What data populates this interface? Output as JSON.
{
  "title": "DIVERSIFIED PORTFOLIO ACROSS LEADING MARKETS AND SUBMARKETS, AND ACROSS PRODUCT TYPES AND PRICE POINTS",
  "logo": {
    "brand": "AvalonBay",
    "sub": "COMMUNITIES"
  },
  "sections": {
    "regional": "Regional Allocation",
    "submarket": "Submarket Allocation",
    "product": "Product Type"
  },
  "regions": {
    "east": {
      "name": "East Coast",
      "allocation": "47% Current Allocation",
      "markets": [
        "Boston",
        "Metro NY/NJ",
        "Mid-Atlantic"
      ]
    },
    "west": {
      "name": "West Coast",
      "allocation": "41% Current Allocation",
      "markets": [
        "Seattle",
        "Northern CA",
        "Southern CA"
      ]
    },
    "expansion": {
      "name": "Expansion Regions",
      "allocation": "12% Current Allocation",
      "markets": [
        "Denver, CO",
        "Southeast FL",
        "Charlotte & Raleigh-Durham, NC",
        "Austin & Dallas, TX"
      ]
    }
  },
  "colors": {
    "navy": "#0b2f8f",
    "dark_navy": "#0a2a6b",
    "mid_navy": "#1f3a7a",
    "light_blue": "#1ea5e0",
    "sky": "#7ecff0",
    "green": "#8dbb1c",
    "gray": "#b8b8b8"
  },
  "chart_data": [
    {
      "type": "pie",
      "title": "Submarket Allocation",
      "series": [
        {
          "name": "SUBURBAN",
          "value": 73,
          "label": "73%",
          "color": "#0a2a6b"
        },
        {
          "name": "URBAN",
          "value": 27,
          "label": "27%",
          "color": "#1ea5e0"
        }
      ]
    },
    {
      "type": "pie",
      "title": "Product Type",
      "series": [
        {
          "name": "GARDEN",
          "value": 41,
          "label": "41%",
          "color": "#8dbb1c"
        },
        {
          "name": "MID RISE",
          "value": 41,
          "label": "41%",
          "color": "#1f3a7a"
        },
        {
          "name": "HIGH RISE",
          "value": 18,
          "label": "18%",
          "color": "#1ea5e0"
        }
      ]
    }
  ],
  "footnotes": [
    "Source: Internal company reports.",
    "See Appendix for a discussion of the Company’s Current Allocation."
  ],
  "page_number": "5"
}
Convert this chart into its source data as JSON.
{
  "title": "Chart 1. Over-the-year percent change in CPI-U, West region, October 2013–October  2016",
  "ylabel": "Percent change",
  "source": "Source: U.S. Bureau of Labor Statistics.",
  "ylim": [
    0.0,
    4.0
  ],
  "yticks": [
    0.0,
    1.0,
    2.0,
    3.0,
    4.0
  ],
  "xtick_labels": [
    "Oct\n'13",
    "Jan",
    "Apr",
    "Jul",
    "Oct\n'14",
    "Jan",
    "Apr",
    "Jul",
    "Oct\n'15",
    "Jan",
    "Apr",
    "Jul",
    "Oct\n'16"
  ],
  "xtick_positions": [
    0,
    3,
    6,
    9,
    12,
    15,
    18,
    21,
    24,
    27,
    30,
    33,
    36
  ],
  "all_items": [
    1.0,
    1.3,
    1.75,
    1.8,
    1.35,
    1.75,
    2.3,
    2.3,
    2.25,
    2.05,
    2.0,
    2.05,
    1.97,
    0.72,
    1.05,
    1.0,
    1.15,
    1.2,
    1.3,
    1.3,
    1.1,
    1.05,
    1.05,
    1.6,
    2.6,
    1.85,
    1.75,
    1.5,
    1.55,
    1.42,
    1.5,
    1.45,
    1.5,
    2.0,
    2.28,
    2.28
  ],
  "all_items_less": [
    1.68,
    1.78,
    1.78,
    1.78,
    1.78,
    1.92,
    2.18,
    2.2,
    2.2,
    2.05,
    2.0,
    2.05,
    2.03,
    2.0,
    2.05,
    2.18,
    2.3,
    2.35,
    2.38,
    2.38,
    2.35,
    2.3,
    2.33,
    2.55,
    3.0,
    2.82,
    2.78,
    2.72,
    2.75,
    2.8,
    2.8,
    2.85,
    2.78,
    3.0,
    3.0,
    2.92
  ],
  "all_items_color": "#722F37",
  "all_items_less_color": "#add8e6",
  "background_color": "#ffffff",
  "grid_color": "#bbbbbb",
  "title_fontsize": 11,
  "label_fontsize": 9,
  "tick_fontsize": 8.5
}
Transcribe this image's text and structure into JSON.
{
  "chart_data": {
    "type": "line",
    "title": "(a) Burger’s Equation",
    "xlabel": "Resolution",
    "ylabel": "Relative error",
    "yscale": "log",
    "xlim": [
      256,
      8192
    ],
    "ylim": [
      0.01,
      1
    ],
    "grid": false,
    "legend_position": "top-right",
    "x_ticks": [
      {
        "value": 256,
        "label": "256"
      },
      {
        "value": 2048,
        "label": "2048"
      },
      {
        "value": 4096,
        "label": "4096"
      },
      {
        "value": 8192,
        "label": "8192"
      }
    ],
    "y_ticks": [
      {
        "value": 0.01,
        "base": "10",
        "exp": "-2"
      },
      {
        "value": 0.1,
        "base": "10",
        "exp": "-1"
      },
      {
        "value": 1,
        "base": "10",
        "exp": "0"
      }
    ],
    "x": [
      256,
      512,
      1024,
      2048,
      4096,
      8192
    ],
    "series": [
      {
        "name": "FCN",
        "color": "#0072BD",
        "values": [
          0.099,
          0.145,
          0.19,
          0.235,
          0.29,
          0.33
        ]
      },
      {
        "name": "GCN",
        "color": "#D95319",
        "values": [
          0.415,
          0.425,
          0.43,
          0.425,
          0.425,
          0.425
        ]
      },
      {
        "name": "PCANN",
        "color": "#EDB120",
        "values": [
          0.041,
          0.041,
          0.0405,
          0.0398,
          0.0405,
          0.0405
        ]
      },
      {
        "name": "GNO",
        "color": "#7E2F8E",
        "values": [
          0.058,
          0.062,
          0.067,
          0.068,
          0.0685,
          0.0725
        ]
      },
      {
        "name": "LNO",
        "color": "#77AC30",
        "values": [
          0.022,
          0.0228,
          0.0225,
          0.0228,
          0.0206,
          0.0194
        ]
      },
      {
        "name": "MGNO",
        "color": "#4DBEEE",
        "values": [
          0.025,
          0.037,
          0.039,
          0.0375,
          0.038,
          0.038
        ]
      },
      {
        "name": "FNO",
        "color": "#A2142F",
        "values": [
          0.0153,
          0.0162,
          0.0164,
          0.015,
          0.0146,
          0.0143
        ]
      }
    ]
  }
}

━━━━━━━━━━━━━━━━━━━━━━━━━━━━━━

Please give back all of the records exactly as written.

• _RESULT OF THIS EXERCISE_:
What data populates this interface? Output as JSON.
{
  "title": "DIVERSIFIED PORTFOLIO ACROSS LEADING MARKETS AND SUBMARKETS, AND ACROSS PRODUCT TYPES AND PRICE POINTS",
  "logo": {
    "brand": "AvalonBay",
    "sub": "COMMUNITIES"
  },
  "sections": {
    "regional": "Regional Allocation",
    "submarket": "Submarket Allocation",
    "product": "Product Type"
  },
  "regions": {
    "east": {
      "name": "East Coast",
      "allocation": "47% Current Allocation",
      "markets": [
        "Boston",
        "Metro NY/NJ",
        "Mid-Atlantic"
      ]
    },
    "west": {
      "name": "West Coast",
      "allocation": "41% Current Allocation",
      "markets": [
        "Seattle",
        "Northern CA",
        "Southern CA"
      ]
    },
    "expansion": {
      "name": "Expansion Regions",
      "allocation": "12% Current Allocation",
      "markets": [
        "Denver, CO",
        "Southeast FL",
        "Charlotte & Raleigh-Durham, NC",
        "Austin & Dallas, TX"
      ]
    }
  },
  "colors": {
    "navy": "#0b2f8f",
    "dark_navy": "#0a2a6b",
    "mid_navy": "#1f3a7a",
    "light_blue": "#1ea5e0",
    "sky": "#7ecff0",
    "green": "#8dbb1c",
    "gray": "#b8b8b8"
  },
  "chart_data": [
    {
      "type": "pie",
      "title": "Submarket Allocation",
      "series": [
        {
          "name": "SUBURBAN",
          "value": 73,
          "label": "73%",
          "color": "#0a2a6b"
        },
        {
          "name": "URBAN",
          "value": 27,
          "label": "27%",
          "color": "#1ea5e0"
        }
      ]
    },
    {
      "type": "pie",
      "title": "Product Type",
      "series": [
        {
          "name": "GARDEN",
          "value": 41,
          "label": "41%",
          "color": "#8dbb1c"
        },
        {
          "name": "MID RISE",
          "value": 41,
          "label": "41%",
          "color": "#1f3a7a"
        },
        {
          "name": "HIGH RISE",
          "value": 18,
          "label": "18%",
          "color": "#1ea5e0"
        }
      ]
    }
  ],
  "footnotes": [
    "Source: Internal company reports.",
    "See Appendix for a discussion of the Company’s Current Allocation."
  ],
  "page_number": "5"
}
Convert this chart into its source data as JSON.
{
  "title": "Chart 1. Over-the-year percent change in CPI-U, West region, October 2013–October  2016",
  "ylabel": "Percent change",
  "source": "Source: U.S. Bureau of Labor Statistics.",
  "ylim": [
    0.0,
    4.0
  ],
  "yticks": [
    0.0,
    1.0,
    2.0,
    3.0,
    4.0
  ],
  "xtick_labels": [
    "Oct\n'13",
    "Jan",
    "Apr",
    "Jul",
    "Oct\n'14",
    "Jan",
    "Apr",
    "Jul",
    "Oct\n'15",
    "Jan",
    "Apr",
    "Jul",
    "Oct\n'16"
  ],
  "xtick_positions": [
    0,
    3,
    6,
    9,
    12,
    15,
    18,
    21,
    24,
    27,
    30,
    33,
    36
  ],
  "all_items": [
    1.0,
    1.3,
    1.75,
    1.8,
    1.35,
    1.75,
    2.3,
    2.3,
    2.25,
    2.05,
    2.0,
    2.05,
    1.97,
    0.72,
    1.05,
    1.0,
    1.15,
    1.2,
    1.3,
    1.3,
    1.1,
    1.05,
    1.05,
    1.6,
    2.6,
    1.85,
    1.75,
    1.5,
    1.55,
    1.42,
    1.5,
    1.45,
    1.5,
    2.0,
    2.28,
    2.28
  ],
  "all_items_less": [
    1.68,
    1.78,
    1.78,
    1.78,
    1.78,
    1.92,
    2.18,
    2.2,
    2.2,
    2.05,
    2.0,
    2.05,
    2.03,
    2.0,
    2.05,
    2.18,
    2.3,
    2.35,
    2.38,
    2.38,
    2.35,
    2.3,
    2.33,
    2.55,
    3.0,
    2.82,
    2.78,
    2.72,
    2.75,
    2.8,
    2.8,
    2.85,
    2.78,
    3.0,
    3.0,
    2.92
  ],
  "all_items_color": "#722F37",
  "all_items_less_color": "#add8e6",
  "background_color": "#ffffff",
  "grid_color": "#bbbbbb",
  "title_fontsize": 11,
  "label_fontsize": 9,
  "tick_fontsize": 8.5
}
Transcribe this image's text and structure into JSON.
{
  "chart_data": {
    "type": "line",
    "title": "(a) Burger’s Equation",
    "xlabel": "Resolution",
    "ylabel": "Relative error",
    "yscale": "log",
    "xlim": [
      256,
      8192
    ],
    "ylim": [
      0.01,
      1
    ],
    "grid": false,
    "legend_position": "top-right",
    "x_ticks": [
      {
        "value": 256,
        "label": "256"
      },
      {
        "value": 2048,
        "label": "2048"
      },
      {
        "value": 4096,
        "label": "4096"
      },
      {
        "value": 8192,
        "label": "8192"
      }
    ],
    "y_ticks": [
      {
        "value": 0.01,
        "base": "10",
        "exp": "-2"
      },
      {
        "value": 0.1,
        "base": "10",
        "exp": "-1"
      },
      {
        "value": 1,
        "base": "10",
        "exp": "0"
      }
    ],
    "x": [
      256,
      512,
      1024,
      2048,
      4096,
      8192
    ],
    "series": [
      {
        "name": "FCN",
        "color": "#0072BD",
        "values": [
          0.099,
          0.145,
          0.19,
          0.235,
          0.29,
          0.33
        ]
      },
      {
        "name": "GCN",
        "color": "#D95319",
        "values": [
          0.415,
          0.425,
          0.43,
          0.425,
          0.425,
          0.425
        ]
      },
      {
        "name": "PCANN",
        "color": "#EDB120",
        "values": [
          0.041,
          0.041,
          0.0405,
          0.0398,
          0.0405,
          0.0405
        ]
      },
      {
        "name": "GNO",
        "color": "#7E2F8E",
        "values": [
          0.058,
          0.062,
          0.067,
          0.068,
          0.0685,
          0.0725
        ]
      },
      {
        "name": "LNO",
        "color": "#77AC30",
        "values": [
          0.022,
          0.0228,
          0.0225,
          0.0228,
          0.0206,
          0.0194
        ]
      },
      {
        "name": "MGNO",
        "color": "#4DBEEE",
        "values": [
          0.025,
          0.037,
          0.039,
          0.0375,
          0.038,
          0.038
        ]
      },
      {
        "name": "FNO",
        "color": "#A2142F",
        "values": [
          0.0153,
          0.0162,
          0.0164,
          0.015,
          0.0146,
          0.0143
        ]
      }
    ]
  }
}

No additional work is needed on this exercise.